Exercise directions - Leave out the images and repeat the listing below without a single change.

Given records -
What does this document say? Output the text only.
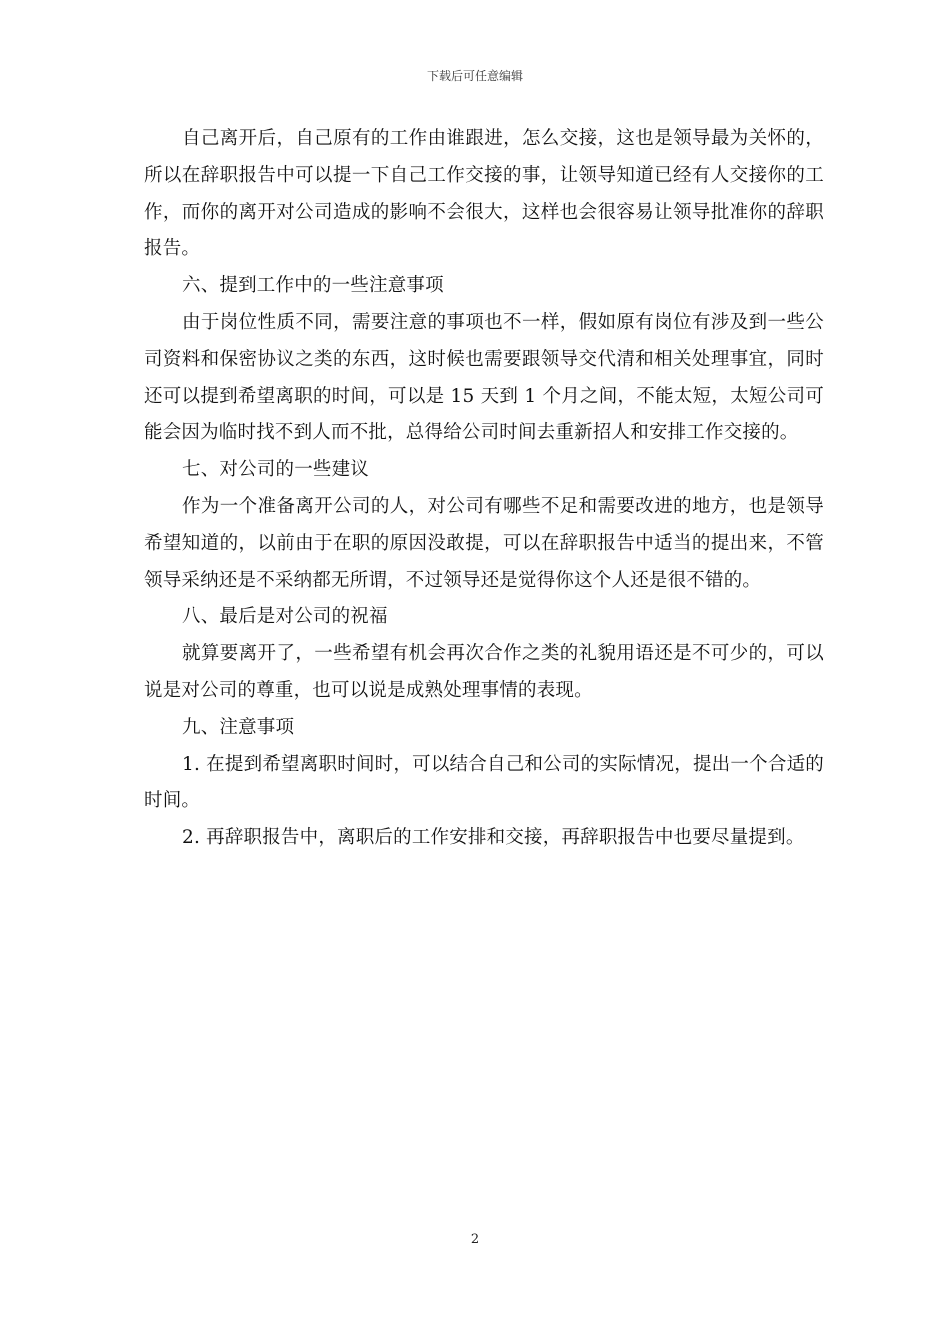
下载后可任意编辑

自己离开后，自己原有的工作由谁跟进，怎么交接，这也是领导最为关怀的，所以在辞职报告中可以提一下自己工作交接的事，让领导知道已经有人交接你的工作，而你的离开对公司造成的影响不会很大，这样也会很容易让领导批准你的辞职报告。

六、提到工作中的一些注意事项

由于岗位性质不同，需要注意的事项也不一样，假如原有岗位有涉及到一些公司资料和保密协议之类的东西，这时候也需要跟领导交代清和相关处理事宜，同时还可以提到希望离职的时间，可以是 15 天到 1 个月之间，不能太短，太短公司可能会因为临时找不到人而不批，总得给公司时间去重新招人和安排工作交接的。

七、对公司的一些建议

作为一个准备离开公司的人，对公司有哪些不足和需要改进的地方，也是领导希望知道的，以前由于在职的原因没敢提，可以在辞职报告中适当的提出来，不管领导采纳还是不采纳都无所谓，不过领导还是觉得你这个人还是很不错的。

八、最后是对公司的祝福

就算要离开了，一些希望有机会再次合作之类的礼貌用语还是不可少的，可以说是对公司的尊重，也可以说是成熟处理事情的表现。

九、注意事项

1. 在提到希望离职时间时，可以结合自己和公司的实际情况，提出一个合适的时间。

2. 再辞职报告中，离职后的工作安排和交接，再辞职报告中也要尽量提到。

2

Answer to this task -
What does this document say? Output the text only.
下载后可任意编辑

自己离开后，自己原有的工作由谁跟进，怎么交接，这也是领导最为关怀的，所以在辞职报告中可以提一下自己工作交接的事，让领导知道已经有人交接你的工作，而你的离开对公司造成的影响不会很大，这样也会很容易让领导批准你的辞职报告。

六、提到工作中的一些注意事项

由于岗位性质不同，需要注意的事项也不一样，假如原有岗位有涉及到一些公司资料和保密协议之类的东西，这时候也需要跟领导交代清和相关处理事宜，同时还可以提到希望离职的时间，可以是 15 天到 1 个月之间，不能太短，太短公司可能会因为临时找不到人而不批，总得给公司时间去重新招人和安排工作交接的。

七、对公司的一些建议

作为一个准备离开公司的人，对公司有哪些不足和需要改进的地方，也是领导希望知道的，以前由于在职的原因没敢提，可以在辞职报告中适当的提出来，不管领导采纳还是不采纳都无所谓，不过领导还是觉得你这个人还是很不错的。

八、最后是对公司的祝福

就算要离开了，一些希望有机会再次合作之类的礼貌用语还是不可少的，可以说是对公司的尊重，也可以说是成熟处理事情的表现。

九、注意事项

1. 在提到希望离职时间时，可以结合自己和公司的实际情况，提出一个合适的时间。

2. 再辞职报告中，离职后的工作安排和交接，再辞职报告中也要尽量提到。

2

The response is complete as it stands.